Element box annotations
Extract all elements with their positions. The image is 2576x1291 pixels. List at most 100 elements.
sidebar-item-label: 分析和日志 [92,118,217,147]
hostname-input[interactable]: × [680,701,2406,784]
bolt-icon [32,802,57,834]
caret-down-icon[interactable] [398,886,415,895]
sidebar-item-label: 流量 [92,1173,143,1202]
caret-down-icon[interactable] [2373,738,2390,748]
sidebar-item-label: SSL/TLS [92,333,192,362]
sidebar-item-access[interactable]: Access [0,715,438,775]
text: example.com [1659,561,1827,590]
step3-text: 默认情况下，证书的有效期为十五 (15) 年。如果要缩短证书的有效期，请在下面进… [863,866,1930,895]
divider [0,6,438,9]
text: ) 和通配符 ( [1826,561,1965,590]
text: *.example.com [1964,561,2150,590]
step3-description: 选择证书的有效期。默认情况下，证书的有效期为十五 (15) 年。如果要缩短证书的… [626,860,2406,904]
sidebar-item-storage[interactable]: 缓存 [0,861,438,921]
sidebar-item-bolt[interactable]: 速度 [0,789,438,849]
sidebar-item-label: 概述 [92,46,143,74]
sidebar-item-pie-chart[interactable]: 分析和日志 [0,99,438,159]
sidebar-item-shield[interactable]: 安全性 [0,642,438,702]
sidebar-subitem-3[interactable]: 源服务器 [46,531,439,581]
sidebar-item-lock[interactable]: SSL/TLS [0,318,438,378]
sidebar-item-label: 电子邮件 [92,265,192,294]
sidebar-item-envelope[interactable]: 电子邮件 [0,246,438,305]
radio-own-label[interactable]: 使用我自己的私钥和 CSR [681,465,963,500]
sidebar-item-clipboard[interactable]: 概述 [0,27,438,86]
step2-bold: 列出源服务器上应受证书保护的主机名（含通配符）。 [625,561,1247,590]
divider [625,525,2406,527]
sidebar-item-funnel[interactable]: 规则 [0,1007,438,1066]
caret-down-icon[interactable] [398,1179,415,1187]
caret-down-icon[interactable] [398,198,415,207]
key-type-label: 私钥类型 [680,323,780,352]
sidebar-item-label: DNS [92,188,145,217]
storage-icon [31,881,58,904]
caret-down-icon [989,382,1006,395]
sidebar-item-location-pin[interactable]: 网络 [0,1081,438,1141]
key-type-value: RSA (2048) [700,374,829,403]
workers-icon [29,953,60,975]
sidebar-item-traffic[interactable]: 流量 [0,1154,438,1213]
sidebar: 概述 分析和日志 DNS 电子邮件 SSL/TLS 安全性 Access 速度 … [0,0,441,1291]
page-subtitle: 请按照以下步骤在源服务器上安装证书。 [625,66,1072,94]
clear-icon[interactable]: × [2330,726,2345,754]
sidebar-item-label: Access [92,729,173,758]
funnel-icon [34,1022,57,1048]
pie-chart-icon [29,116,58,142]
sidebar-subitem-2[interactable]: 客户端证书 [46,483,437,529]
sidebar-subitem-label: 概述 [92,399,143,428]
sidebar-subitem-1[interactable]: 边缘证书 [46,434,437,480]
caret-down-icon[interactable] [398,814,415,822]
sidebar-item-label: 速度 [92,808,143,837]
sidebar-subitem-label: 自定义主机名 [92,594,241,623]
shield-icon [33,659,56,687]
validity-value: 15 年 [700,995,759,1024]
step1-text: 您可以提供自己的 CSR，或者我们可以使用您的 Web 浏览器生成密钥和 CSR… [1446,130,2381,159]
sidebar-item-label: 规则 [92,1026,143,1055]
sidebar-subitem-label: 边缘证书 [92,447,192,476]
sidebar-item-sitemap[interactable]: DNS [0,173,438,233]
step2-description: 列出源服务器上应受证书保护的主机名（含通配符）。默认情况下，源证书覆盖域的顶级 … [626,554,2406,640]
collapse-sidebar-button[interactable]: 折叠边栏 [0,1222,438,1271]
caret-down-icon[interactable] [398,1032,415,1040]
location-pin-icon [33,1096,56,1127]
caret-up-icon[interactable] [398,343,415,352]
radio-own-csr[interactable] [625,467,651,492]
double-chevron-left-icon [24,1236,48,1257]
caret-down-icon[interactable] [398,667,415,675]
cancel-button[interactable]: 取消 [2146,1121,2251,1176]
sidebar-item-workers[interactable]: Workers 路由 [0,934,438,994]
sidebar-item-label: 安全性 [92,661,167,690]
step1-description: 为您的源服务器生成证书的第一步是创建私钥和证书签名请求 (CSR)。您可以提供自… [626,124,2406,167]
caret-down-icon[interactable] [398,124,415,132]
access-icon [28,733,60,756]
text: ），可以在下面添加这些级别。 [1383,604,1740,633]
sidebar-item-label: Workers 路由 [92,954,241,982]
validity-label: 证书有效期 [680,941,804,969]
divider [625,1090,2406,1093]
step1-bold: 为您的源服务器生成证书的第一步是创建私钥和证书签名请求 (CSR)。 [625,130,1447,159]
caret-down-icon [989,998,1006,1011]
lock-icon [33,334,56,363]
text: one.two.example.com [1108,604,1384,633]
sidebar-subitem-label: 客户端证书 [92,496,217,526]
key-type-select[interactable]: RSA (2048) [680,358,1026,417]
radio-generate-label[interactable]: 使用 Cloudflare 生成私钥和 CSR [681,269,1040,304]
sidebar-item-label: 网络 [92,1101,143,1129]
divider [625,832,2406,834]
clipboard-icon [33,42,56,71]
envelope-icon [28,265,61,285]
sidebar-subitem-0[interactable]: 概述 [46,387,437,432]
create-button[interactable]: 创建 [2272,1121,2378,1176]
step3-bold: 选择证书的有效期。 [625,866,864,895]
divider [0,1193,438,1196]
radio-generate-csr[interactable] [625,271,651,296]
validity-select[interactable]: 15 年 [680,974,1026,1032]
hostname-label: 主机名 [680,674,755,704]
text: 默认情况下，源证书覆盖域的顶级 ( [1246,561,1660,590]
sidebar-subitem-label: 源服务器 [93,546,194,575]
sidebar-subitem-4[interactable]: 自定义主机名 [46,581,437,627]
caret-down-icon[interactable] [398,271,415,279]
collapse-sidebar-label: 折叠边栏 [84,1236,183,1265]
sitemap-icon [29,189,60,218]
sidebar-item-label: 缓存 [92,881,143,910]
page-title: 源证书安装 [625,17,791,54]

_EXERCISE GOAL_:
Rewrite every line of the entries above as a numbered list, leaving out any blank lines.

_EXERCISE OUTPUT_:
1. Extract all elements with their positions. The image is 2576x1291 pixels. List at most 100 elements.
2. sidebar-item-label: 分析和日志 [92,118,217,147]
3. hostname-input[interactable]: × [680,701,2406,784]
4. bolt-icon [32,802,57,834]
5. caret-down-icon[interactable] [398,886,415,895]
6. sidebar-item-label: 流量 [92,1173,143,1202]
7. caret-down-icon[interactable] [2373,738,2390,748]
8. sidebar-item-label: SSL/TLS [92,333,192,362]
9. sidebar-item-access[interactable]: Access [0,715,438,775]
10. text: example.com [1659,561,1827,590]
11. step3-text: 默认情况下，证书的有效期为十五 (15) 年。如果要缩短证书的有效期，请在下面进… [863,866,1930,895]
12. divider [0,6,438,9]
13. text: ) 和通配符 ( [1826,561,1965,590]
14. text: *.example.com [1964,561,2150,590]
15. step3-description: 选择证书的有效期。默认情况下，证书的有效期为十五 (15) 年。如果要缩短证书的… [626,860,2406,904]
16. sidebar-item-storage[interactable]: 缓存 [0,861,438,921]
17. sidebar-item-bolt[interactable]: 速度 [0,789,438,849]
18. sidebar-item-label: 概述 [92,46,143,74]
19. sidebar-item-pie-chart[interactable]: 分析和日志 [0,99,438,159]
20. sidebar-item-shield[interactable]: 安全性 [0,642,438,702]
21. sidebar-subitem-3[interactable]: 源服务器 [46,531,439,581]
22. sidebar-item-lock[interactable]: SSL/TLS [0,318,438,378]
23. sidebar-item-label: 电子邮件 [92,265,192,294]
24. sidebar-item-envelope[interactable]: 电子邮件 [0,246,438,305]
25. radio-own-label[interactable]: 使用我自己的私钥和 CSR [681,465,963,500]
26. sidebar-item-clipboard[interactable]: 概述 [0,27,438,86]
27. step2-bold: 列出源服务器上应受证书保护的主机名（含通配符）。 [625,561,1247,590]
28. divider [625,525,2406,527]
29. sidebar-item-funnel[interactable]: 规则 [0,1007,438,1066]
30. caret-down-icon[interactable] [398,1179,415,1187]
31. caret-down-icon[interactable] [398,198,415,207]
32. key-type-label: 私钥类型 [680,323,780,352]
33. sidebar-item-label: DNS [92,188,145,217]
34. storage-icon [31,881,58,904]
35. caret-down-icon [989,382,1006,395]
36. sidebar-item-location-pin[interactable]: 网络 [0,1081,438,1141]
37. key-type-value: RSA (2048) [700,374,829,403]
38. workers-icon [29,953,60,975]
39. sidebar-item-traffic[interactable]: 流量 [0,1154,438,1213]
40. sidebar: 概述 分析和日志 DNS 电子邮件 SSL/TLS 安全性 Access 速度 … [0,0,441,1291]
41. page-subtitle: 请按照以下步骤在源服务器上安装证书。 [625,66,1072,94]
42. clear-icon[interactable]: × [2330,726,2345,754]
43. sidebar-item-label: Access [92,729,173,758]
44. funnel-icon [34,1022,57,1048]
45. pie-chart-icon [29,116,58,142]
46. sidebar-subitem-2[interactable]: 客户端证书 [46,483,437,529]
47. sidebar-subitem-label: 概述 [92,399,143,428]
48. sidebar-subitem-1[interactable]: 边缘证书 [46,434,437,480]
49. caret-down-icon[interactable] [398,814,415,822]
50. sidebar-item-label: 速度 [92,808,143,837]
51. sidebar-subitem-label: 自定义主机名 [92,594,241,623]
52. shield-icon [33,659,56,687]
53. validity-value: 15 年 [700,995,759,1024]
54. step1-text: 您可以提供自己的 CSR，或者我们可以使用您的 Web 浏览器生成密钥和 CSR… [1446,130,2381,159]
55. sidebar-item-label: 规则 [92,1026,143,1055]
56. sidebar-subitem-label: 边缘证书 [92,447,192,476]
57. sidebar-item-sitemap[interactable]: DNS [0,173,438,233]
58. step2-description: 列出源服务器上应受证书保护的主机名（含通配符）。默认情况下，源证书覆盖域的顶级 … [626,554,2406,640]
59. collapse-sidebar-button[interactable]: 折叠边栏 [0,1222,438,1271]
60. caret-down-icon[interactable] [398,1032,415,1040]
61. location-pin-icon [33,1096,56,1127]
62. caret-up-icon[interactable] [398,343,415,352]
63. radio-own-csr[interactable] [625,467,651,492]
64. double-chevron-left-icon [24,1236,48,1257]
65. caret-down-icon[interactable] [398,667,415,675]
66. cancel-button[interactable]: 取消 [2146,1121,2251,1176]
67. sidebar-item-workers[interactable]: Workers 路由 [0,934,438,994]
68. sidebar-item-label: 安全性 [92,661,167,690]
69. step1-description: 为您的源服务器生成证书的第一步是创建私钥和证书签名请求 (CSR)。您可以提供自… [626,124,2406,167]
70. caret-down-icon[interactable] [398,124,415,132]
71. access-icon [28,733,60,756]
72. text: ），可以在下面添加这些级别。 [1383,604,1740,633]
73. sidebar-item-label: Workers 路由 [92,954,241,982]
74. validity-label: 证书有效期 [680,941,804,969]
75. divider [625,1090,2406,1093]
76. step1-bold: 为您的源服务器生成证书的第一步是创建私钥和证书签名请求 (CSR)。 [625,130,1447,159]
77. caret-down-icon [989,998,1006,1011]
78. lock-icon [33,334,56,363]
79. text: one.two.example.com [1108,604,1384,633]
80. sidebar-subitem-label: 客户端证书 [92,496,217,526]
81. key-type-select[interactable]: RSA (2048) [680,358,1026,417]
82. radio-generate-label[interactable]: 使用 Cloudflare 生成私钥和 CSR [681,269,1040,304]
83. sidebar-item-label: 网络 [92,1101,143,1129]
84. divider [625,832,2406,834]
85. clipboard-icon [33,42,56,71]
86. envelope-icon [28,265,61,285]
87. sidebar-subitem-0[interactable]: 概述 [46,387,437,432]
88. create-button[interactable]: 创建 [2272,1121,2378,1176]
89. step3-bold: 选择证书的有效期。 [625,866,864,895]
90. divider [0,1193,438,1196]
91. radio-generate-csr[interactable] [625,271,651,296]
92. validity-select[interactable]: 15 年 [680,974,1026,1032]
93. hostname-label: 主机名 [680,674,755,704]
94. text: 默认情况下，源证书覆盖域的顶级 ( [1246,561,1660,590]
95. sidebar-subitem-label: 源服务器 [93,546,194,575]
96. sidebar-subitem-4[interactable]: 自定义主机名 [46,581,437,627]
97. caret-down-icon[interactable] [398,271,415,279]
98. collapse-sidebar-label: 折叠边栏 [84,1236,183,1265]
99. sitemap-icon [29,189,60,218]
100. sidebar-item-label: 缓存 [92,881,143,910]
101. page-title: 源证书安装 [625,17,791,54]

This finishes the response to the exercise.